Aim of the task:
Collect every line in the entries below that contains the string "SEMIVIGUETA". Matching is case-sensitive.

Material provided:
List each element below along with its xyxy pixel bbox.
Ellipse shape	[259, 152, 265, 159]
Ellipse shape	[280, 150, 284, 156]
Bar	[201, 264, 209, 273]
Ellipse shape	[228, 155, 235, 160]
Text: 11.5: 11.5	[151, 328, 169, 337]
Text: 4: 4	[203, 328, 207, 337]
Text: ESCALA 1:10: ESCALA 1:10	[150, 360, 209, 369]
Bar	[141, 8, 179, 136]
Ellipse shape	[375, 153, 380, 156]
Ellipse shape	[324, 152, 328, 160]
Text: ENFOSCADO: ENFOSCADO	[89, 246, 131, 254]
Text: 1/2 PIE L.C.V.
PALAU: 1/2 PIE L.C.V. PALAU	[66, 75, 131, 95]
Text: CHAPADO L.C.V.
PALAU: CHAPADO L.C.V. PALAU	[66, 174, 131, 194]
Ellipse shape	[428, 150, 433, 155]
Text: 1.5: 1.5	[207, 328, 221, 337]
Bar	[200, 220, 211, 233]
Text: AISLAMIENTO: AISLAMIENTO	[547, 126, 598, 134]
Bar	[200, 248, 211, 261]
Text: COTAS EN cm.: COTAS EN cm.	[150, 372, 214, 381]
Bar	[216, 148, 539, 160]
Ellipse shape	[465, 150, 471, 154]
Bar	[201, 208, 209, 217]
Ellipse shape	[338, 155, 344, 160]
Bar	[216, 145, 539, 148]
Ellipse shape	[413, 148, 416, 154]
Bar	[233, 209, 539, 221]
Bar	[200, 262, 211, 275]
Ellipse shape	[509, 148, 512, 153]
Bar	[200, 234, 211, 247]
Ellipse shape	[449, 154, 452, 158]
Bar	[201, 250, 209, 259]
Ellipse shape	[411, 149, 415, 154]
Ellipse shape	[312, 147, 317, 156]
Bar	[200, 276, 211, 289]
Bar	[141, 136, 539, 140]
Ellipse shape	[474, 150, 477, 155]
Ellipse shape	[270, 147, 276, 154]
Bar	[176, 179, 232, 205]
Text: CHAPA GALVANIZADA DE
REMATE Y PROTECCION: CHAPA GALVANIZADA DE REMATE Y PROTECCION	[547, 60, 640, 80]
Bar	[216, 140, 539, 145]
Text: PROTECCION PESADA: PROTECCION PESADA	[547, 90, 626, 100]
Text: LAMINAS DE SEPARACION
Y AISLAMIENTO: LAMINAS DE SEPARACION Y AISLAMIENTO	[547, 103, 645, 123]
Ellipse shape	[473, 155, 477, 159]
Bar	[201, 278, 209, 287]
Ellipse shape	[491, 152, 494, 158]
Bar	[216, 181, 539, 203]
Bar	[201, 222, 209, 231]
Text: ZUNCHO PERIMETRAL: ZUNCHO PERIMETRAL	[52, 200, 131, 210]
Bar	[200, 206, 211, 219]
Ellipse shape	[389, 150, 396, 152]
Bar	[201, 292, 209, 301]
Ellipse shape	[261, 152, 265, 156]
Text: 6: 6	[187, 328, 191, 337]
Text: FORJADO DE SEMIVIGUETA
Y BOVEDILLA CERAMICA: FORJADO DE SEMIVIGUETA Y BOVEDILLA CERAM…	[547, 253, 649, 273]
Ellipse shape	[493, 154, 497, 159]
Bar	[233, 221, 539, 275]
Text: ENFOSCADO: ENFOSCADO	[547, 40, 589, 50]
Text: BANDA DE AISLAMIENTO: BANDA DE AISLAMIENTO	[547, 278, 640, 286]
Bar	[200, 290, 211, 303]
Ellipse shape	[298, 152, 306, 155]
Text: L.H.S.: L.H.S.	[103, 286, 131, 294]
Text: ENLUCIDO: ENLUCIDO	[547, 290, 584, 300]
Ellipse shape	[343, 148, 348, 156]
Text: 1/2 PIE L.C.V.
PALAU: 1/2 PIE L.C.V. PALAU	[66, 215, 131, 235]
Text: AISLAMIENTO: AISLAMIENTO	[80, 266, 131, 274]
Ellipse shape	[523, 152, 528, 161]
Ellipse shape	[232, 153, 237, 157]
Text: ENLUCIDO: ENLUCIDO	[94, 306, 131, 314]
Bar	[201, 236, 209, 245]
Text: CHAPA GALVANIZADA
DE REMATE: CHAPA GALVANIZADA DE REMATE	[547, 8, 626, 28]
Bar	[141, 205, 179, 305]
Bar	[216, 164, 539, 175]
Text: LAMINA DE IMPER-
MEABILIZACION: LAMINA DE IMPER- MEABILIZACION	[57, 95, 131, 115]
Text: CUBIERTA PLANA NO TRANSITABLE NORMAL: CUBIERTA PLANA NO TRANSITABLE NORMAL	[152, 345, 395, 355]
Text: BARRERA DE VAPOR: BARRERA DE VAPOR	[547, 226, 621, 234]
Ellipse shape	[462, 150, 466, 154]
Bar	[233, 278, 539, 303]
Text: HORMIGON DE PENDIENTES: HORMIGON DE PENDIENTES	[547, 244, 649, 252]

Reply:
Text: FORJADO DE SEMIVIGUETA
Y BOVEDILLA CERAMICA: FORJADO DE SEMIVIGUETA Y BOVEDILLA CERAM…	[547, 253, 649, 273]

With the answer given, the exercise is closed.